◆ **SELECTED PASSAGE**
##########

This page applies to the .NET Agent in the Azure App services environment. It describes how the .NET Agent names your virtual application tiers and nodes by default, and how to customize the names of tiers.

An Azure Web App consists of the main application and its sub-applications. Together, these applications are called "virtual applications". Once you instrument an Azure Web App with the .NET Agent, restart the application and apply load to it, the .NET Agent reports metrics for the application and virtual applications. The .NET Agent names your virtual application tiers using either a default or custom method:

  • Default: Splunk AppDynamics creates new tiers for each virtual directory. Each tier contains a node representing the virtual directory.
  • Custom: When you specify a tier name in the AppDynamicsConfig.json file, all virtual directory applications will report as nodes under this tier.

Default Tier Names 

By default, each virtual application node appears under a separate tier named <webapp-name>/<pathname-of-sub-app>in the Controller UI. For example, if an Azure Web App named demomultiapp has three virtual apps (the main application and two sub applications named billing and reports),  the sub application tiers are named demomultiapp, demomultiapp/billing, and demomultiapp/reports. The node name is the tier name prepended with the name of the virtual machine on which it runs. For example, demomultiapp/billing may have a node named  RD001550D5449FA-demomultiapp/billing.

You can manually edit the tier name in the Controller UI.

Custom Tier Names

Rather than creating a tier for each virtual application, all virtual applications can report as nodes under a single tier. You can specify the tier name in the AppDynamicsConfig.json file.

  • When you instrument your application using the .NET Agent site extension, the .NET Agent automatically instruments all virtual directories and applications. However, all AppSettings set at the root app are inherited by all virtual applications.
  • For NuGet-based deployments, the agent uses the AppDynamicsConfig.json file deployed in the same path as the Profiler DLL and ignores the AppDynamicsConfig.json file settings for individual virtual apps in the deployment.

##########

◆ **MATERIAL PROVIDED**
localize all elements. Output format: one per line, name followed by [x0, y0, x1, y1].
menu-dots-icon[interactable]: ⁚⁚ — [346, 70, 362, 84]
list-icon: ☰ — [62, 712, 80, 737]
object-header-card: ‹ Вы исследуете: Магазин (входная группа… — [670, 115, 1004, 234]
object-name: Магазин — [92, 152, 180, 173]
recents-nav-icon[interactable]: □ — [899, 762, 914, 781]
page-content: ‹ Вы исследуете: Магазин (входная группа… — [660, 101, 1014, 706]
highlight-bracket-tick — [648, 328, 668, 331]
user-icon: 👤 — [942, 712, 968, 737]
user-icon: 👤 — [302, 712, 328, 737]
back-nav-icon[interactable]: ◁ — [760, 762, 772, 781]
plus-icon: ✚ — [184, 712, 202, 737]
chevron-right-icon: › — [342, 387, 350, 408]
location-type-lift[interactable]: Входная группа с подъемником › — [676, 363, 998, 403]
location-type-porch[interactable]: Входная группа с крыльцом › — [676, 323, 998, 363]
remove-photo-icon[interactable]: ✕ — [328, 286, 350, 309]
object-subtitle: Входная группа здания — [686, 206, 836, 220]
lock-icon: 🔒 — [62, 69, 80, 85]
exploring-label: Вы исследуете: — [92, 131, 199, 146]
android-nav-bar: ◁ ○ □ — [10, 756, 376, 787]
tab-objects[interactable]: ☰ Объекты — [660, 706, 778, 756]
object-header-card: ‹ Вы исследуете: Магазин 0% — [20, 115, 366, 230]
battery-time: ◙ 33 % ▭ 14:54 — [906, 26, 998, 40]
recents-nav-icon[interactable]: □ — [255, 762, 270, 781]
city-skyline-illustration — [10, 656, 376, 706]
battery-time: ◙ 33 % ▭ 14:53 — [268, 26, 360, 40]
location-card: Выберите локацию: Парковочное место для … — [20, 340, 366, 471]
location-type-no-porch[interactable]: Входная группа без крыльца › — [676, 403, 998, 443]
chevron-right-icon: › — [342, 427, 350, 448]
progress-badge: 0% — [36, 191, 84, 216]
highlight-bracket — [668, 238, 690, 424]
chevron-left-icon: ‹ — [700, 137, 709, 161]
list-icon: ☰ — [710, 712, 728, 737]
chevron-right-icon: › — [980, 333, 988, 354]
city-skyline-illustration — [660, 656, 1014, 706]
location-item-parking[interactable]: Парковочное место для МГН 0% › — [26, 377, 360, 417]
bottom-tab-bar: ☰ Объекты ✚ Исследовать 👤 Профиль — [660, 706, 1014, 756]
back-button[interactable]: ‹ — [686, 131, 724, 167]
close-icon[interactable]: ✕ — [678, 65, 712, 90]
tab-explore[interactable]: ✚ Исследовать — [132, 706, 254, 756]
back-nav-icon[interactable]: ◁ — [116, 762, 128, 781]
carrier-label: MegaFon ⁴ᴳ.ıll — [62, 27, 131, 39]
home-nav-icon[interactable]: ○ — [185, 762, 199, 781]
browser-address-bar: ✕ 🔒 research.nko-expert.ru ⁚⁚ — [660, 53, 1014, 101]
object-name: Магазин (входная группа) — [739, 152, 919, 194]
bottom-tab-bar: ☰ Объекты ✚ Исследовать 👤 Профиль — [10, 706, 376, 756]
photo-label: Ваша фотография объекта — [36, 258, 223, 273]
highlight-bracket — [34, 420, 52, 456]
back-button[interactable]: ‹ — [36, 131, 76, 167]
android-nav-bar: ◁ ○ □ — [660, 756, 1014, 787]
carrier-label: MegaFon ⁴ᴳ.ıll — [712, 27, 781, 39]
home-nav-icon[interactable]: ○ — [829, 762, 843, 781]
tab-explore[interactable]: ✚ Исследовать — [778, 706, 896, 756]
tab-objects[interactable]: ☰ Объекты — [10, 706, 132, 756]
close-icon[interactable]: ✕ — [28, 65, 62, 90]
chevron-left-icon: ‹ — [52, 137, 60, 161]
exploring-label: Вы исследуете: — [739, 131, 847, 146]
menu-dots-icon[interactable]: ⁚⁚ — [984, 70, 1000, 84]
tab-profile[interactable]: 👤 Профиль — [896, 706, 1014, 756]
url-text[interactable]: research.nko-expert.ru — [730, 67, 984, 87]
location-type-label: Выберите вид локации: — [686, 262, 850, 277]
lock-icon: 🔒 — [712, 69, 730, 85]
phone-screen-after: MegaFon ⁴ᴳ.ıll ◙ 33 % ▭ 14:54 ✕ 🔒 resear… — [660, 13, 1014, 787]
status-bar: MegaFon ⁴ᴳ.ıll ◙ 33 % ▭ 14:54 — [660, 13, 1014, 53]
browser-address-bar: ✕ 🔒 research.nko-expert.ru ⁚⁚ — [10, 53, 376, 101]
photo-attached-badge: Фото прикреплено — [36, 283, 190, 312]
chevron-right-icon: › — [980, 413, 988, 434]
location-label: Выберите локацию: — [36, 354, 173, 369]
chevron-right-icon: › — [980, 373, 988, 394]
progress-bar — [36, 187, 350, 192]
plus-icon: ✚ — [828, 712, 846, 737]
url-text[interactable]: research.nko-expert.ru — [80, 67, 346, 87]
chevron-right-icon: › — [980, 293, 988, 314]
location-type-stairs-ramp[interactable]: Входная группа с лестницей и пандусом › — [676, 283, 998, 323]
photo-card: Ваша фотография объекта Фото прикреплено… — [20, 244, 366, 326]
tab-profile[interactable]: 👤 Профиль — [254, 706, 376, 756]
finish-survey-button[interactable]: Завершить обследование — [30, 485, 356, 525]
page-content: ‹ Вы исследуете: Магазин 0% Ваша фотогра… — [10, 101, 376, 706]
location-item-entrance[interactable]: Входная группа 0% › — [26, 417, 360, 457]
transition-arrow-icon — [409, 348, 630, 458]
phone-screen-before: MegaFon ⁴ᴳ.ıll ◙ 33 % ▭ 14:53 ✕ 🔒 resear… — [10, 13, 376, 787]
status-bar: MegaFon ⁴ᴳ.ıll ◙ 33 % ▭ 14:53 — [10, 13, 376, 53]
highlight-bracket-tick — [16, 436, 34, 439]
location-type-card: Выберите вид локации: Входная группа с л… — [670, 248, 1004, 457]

##########

◆ **USING THE INFORMATION**
(a) In the passage on .NET Agent tier naming, how is a node's name formed by default?
(b) Reproduce the passage on .NET Agent tier naming, starting at the words "You can manually" and ending after "all virtual applications.".
(c) Carry the passage on .NET Agent tier naming forward from its last sentence.
The rows are separate material and have no connection to the passage on .NET Agent tier naming.

◆ **RESPONSES PER TASK**
(a) The node name is the tier name prepended with the name of the virtual machine on which it runs.

(b)
You can manually edit the tier name in the Controller UI.

Custom Tier Names

Rather than creating a tier for each virtual application, all virtual applications can report as nodes under a single tier. You can specify the tier name in the AppDynamicsConfig.json file.

  • When you instrument your application using the .NET Agent site extension, the .NET Agent automatically instruments all virtual directories and applications. However, all AppSettings set at the root app are inherited by all virtual applications.

(c)
By default, the tier name of the application in the AppDynamicsConfig.json file is null. The following edited version of the AppDynamics.Config.json file shows a tier name of Business App 15. Note that the node name cannot be changed as its value is automatically updated as the application scales vertically and horizontally:

{
  "controller": {
    "host": "PUT_YOUR_VALUE_HERE",
    "port": 0,
    "account": "PUT_YOUR_VALUE_HERE",
    "password": "PUT_YOUR_VALUE_HERE",
    "ssl": false,
    "enable_tls12": false,
    "proxy": true
  },
  "application": {
    "name": "Demo Multi App",
    "tier": "Business App 15",
    "node": null
  },
  "instrumentors": {
    "customCorrelationConfig": null,
    "enable": [],
    "disable": []
  }
}
JSON


After the application is restarted, the virtual app tier name appears as Business App 15. When you expand the tier on the Tiers & Nodes Dashboard, you see the nodes of the virtual applications and the main (root) application. For example, if an Azure Web App named demomultiapp has three virtual apps (the main application and two sub applications named billing and reports),  there is just one tier named Business App 15. Within that tier, there are three nodes: RD001550D5449FA-demomultiappRD001550D5449FA-demomultiapp/billing, and RD001550D5449FA-demomultiapp/reports.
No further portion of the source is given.